Leave the pictures out. Return all other data exactly.

____________

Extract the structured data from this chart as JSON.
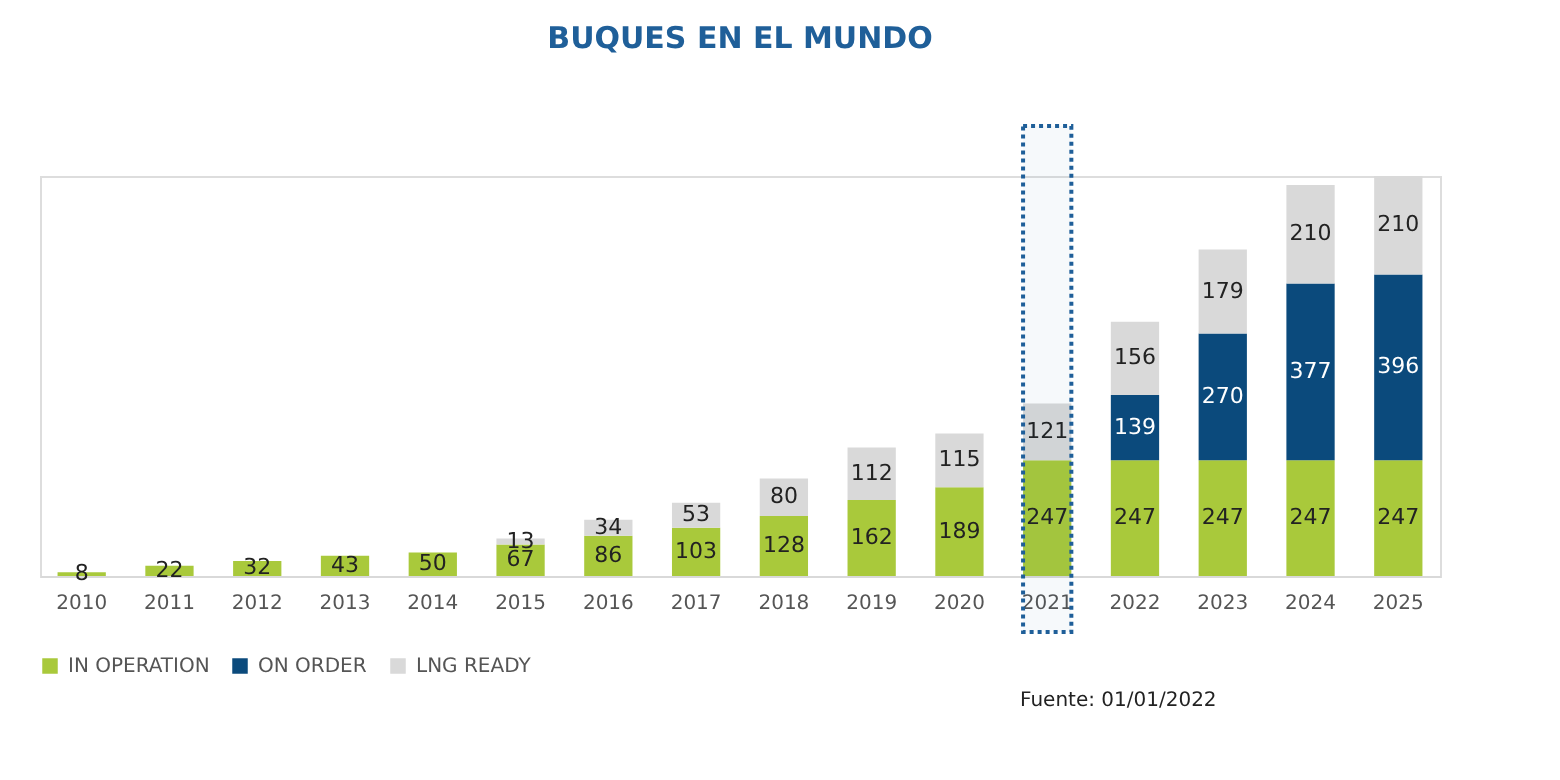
{
  "chart_data": {
    "type": "bar",
    "title": "BUQUES EN EL MUNDO",
    "stacked": true,
    "data_labels": true,
    "legend": "bottom",
    "grid": false,
    "categories": [
      "2010",
      "2011",
      "2012",
      "2013",
      "2014",
      "2015",
      "2016",
      "2017",
      "2018",
      "2019",
      "2020",
      "2021",
      "2022",
      "2023",
      "2024",
      "2025"
    ],
    "series": [
      {
        "name": "IN OPERATION",
        "color": "#a9c93b",
        "values": [
          8,
          22,
          32,
          43,
          50,
          67,
          86,
          103,
          128,
          162,
          189,
          247,
          247,
          247,
          247,
          247
        ]
      },
      {
        "name": "ON ORDER",
        "color": "#0b4a7c",
        "values": [
          null,
          null,
          null,
          null,
          null,
          null,
          null,
          null,
          null,
          null,
          null,
          null,
          139,
          270,
          377,
          396
        ]
      },
      {
        "name": "LNG READY",
        "color": "#d9d9d9",
        "values": [
          null,
          null,
          null,
          null,
          null,
          13,
          34,
          53,
          80,
          112,
          115,
          121,
          156,
          179,
          210,
          210
        ]
      }
    ],
    "bands": [
      {
        "axis": "x",
        "from": "2021",
        "to": "2021",
        "label": null,
        "color": "#1f5f99"
      }
    ],
    "annotations": [
      "Fuente: 01/01/2022"
    ]
  }
}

____________

▶ _Complete output_:
Extract the structured data from this chart as JSON.
{
  "chart_data": {
    "type": "bar",
    "title": "BUQUES EN EL MUNDO",
    "stacked": true,
    "data_labels": true,
    "legend": "bottom",
    "grid": false,
    "categories": [
      "2010",
      "2011",
      "2012",
      "2013",
      "2014",
      "2015",
      "2016",
      "2017",
      "2018",
      "2019",
      "2020",
      "2021",
      "2022",
      "2023",
      "2024",
      "2025"
    ],
    "series": [
      {
        "name": "IN OPERATION",
        "color": "#a9c93b",
        "values": [
          8,
          22,
          32,
          43,
          50,
          67,
          86,
          103,
          128,
          162,
          189,
          247,
          247,
          247,
          247,
          247
        ]
      },
      {
        "name": "ON ORDER",
        "color": "#0b4a7c",
        "values": [
          null,
          null,
          null,
          null,
          null,
          null,
          null,
          null,
          null,
          null,
          null,
          null,
          139,
          270,
          377,
          396
        ]
      },
      {
        "name": "LNG READY",
        "color": "#d9d9d9",
        "values": [
          null,
          null,
          null,
          null,
          null,
          13,
          34,
          53,
          80,
          112,
          115,
          121,
          156,
          179,
          210,
          210
        ]
      }
    ],
    "bands": [
      {
        "axis": "x",
        "from": "2021",
        "to": "2021",
        "label": null,
        "color": "#1f5f99"
      }
    ],
    "annotations": [
      "Fuente: 01/01/2022"
    ]
  }
}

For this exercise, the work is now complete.